------ Supplied records

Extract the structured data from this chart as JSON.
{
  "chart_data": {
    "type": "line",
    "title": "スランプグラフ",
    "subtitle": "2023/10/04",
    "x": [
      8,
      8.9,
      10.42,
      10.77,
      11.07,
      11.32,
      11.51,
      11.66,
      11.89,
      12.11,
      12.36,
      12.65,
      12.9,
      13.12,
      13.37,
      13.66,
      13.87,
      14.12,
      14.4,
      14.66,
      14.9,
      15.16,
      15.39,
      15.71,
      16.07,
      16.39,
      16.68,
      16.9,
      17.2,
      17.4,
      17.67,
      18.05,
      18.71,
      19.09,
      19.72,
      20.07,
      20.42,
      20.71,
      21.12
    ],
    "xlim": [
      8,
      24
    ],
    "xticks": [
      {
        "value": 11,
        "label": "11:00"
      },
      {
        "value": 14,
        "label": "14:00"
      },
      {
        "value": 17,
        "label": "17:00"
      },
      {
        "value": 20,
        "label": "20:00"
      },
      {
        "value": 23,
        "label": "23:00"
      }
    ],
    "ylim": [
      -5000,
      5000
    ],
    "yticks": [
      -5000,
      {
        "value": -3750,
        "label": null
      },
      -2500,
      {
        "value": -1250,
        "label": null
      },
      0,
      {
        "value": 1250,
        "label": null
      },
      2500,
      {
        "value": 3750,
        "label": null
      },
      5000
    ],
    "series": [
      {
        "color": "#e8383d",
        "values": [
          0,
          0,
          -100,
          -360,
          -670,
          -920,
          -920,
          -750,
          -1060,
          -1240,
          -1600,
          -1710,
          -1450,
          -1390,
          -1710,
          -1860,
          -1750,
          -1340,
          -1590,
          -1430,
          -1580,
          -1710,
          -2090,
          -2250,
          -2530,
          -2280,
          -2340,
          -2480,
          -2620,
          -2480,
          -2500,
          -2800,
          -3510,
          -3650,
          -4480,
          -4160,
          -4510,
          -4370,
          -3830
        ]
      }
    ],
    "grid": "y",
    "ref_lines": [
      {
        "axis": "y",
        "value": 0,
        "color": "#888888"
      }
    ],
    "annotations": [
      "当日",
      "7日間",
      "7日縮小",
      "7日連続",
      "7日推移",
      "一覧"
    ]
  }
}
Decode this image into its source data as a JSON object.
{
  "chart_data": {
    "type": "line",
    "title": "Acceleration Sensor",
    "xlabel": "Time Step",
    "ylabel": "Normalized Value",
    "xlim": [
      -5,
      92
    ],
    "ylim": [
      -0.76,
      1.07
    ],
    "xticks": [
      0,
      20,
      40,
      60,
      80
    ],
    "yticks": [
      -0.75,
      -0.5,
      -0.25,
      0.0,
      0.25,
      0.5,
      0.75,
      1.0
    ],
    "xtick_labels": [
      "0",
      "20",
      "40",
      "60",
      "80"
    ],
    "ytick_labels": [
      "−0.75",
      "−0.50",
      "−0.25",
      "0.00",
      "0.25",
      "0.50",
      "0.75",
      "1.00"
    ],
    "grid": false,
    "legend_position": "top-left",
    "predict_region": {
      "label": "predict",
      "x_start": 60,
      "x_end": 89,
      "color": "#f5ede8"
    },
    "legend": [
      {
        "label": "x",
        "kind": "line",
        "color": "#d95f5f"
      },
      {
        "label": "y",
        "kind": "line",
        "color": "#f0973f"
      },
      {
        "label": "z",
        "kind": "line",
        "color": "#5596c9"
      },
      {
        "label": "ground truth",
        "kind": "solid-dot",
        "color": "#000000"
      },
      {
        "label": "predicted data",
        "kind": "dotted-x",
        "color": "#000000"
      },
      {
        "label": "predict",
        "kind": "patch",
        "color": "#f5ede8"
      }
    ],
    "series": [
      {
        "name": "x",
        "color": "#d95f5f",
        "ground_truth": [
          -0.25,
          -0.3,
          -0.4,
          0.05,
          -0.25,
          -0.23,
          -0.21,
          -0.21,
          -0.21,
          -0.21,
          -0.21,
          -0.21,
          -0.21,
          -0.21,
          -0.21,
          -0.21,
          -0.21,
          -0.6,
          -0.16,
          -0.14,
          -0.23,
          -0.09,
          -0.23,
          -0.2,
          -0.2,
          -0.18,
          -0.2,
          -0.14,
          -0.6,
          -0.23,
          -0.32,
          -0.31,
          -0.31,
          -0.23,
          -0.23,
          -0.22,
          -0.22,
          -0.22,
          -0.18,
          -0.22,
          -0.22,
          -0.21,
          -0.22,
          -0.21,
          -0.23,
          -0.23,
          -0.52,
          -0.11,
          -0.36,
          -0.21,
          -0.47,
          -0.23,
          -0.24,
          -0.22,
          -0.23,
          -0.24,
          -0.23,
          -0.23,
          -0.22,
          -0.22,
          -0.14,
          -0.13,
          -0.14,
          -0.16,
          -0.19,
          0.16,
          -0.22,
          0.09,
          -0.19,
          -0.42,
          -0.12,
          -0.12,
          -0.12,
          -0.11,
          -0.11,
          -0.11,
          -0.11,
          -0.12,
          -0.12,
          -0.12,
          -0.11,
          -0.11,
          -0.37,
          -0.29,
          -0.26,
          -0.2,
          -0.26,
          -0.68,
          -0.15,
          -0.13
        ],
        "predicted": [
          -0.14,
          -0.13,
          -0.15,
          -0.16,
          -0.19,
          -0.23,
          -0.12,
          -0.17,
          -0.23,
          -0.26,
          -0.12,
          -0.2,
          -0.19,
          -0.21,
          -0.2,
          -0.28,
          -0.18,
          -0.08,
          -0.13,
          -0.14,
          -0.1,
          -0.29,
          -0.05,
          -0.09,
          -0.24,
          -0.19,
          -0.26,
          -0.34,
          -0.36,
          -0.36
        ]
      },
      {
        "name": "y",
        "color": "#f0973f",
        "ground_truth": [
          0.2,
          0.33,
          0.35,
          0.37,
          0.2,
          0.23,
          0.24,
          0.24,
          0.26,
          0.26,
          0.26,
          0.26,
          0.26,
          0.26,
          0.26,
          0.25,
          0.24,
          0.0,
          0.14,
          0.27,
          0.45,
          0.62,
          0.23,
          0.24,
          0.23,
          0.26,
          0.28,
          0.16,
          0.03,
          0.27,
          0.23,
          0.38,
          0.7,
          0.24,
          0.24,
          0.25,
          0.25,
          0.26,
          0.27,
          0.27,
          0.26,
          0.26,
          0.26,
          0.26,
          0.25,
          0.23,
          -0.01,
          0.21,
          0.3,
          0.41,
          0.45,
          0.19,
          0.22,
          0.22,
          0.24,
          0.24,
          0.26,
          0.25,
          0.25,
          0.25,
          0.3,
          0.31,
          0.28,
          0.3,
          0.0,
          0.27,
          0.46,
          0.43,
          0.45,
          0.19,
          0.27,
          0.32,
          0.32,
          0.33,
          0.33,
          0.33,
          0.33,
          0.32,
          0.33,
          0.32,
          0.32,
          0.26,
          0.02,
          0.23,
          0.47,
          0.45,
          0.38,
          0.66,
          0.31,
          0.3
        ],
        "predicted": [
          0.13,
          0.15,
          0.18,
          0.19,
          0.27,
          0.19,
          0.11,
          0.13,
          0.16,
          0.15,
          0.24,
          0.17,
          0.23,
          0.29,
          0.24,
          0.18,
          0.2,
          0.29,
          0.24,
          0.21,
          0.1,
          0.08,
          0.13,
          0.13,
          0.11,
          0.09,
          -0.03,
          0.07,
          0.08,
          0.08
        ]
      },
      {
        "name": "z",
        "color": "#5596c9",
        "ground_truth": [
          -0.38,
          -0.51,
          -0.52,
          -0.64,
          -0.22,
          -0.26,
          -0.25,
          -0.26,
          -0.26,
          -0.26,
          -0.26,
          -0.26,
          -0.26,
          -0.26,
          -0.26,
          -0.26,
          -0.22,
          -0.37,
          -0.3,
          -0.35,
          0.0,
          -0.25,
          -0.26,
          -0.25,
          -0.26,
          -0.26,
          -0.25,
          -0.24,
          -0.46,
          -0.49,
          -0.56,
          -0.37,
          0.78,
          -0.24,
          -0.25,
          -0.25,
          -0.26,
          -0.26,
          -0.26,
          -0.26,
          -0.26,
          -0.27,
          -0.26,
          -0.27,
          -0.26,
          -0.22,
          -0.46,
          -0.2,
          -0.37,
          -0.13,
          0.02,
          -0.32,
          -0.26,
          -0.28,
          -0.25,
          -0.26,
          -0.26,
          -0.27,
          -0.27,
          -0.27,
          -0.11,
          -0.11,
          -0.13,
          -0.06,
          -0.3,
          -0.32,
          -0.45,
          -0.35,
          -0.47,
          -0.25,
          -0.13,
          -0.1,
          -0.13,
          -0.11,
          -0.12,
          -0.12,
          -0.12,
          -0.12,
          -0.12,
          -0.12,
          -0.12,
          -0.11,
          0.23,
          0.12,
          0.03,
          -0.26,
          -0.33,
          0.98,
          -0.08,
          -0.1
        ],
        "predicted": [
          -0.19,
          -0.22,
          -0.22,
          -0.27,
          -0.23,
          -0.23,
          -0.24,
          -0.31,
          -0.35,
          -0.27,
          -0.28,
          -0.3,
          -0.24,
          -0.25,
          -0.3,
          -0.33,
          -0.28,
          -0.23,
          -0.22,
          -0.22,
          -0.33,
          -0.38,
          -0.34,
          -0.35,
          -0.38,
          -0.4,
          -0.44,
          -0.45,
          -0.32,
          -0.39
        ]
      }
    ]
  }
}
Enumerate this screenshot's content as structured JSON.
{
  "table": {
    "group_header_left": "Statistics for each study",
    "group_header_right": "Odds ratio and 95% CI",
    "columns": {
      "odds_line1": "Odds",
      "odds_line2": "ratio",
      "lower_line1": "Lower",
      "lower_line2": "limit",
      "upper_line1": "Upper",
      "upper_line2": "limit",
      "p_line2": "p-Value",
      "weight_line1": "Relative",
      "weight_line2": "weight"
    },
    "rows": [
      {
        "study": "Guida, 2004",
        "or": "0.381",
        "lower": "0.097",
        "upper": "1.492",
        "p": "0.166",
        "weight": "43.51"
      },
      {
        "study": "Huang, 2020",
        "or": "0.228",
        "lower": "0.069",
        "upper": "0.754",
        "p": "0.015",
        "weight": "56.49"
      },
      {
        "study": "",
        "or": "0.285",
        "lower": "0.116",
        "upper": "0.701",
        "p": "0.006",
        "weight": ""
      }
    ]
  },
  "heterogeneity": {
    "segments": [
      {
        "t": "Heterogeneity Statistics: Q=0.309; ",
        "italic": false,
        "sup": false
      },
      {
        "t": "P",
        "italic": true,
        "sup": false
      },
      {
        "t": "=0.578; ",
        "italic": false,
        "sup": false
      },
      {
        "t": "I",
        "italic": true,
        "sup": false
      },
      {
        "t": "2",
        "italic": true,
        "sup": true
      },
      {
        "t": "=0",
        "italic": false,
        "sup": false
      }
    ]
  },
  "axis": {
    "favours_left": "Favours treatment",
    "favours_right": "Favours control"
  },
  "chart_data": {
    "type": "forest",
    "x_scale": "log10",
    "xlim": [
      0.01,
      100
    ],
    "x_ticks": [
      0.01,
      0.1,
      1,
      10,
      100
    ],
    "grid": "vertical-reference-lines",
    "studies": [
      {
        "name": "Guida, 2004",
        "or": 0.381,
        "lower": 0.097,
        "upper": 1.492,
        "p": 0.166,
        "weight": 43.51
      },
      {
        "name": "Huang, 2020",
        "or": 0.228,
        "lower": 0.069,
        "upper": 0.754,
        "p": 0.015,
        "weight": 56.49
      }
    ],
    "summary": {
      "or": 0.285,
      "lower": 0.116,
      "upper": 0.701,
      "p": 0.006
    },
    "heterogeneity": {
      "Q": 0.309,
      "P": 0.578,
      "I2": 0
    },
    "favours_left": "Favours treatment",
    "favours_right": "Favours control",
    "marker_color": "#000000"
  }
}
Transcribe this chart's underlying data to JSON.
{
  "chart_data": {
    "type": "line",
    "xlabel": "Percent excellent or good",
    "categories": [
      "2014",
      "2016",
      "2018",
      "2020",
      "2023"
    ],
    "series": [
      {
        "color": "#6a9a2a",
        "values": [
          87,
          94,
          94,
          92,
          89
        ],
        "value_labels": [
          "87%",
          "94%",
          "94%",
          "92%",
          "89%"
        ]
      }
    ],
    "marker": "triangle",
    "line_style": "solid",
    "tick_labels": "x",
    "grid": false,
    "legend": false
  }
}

------------

Return the number of lines that include the word "control", and nothing else.

2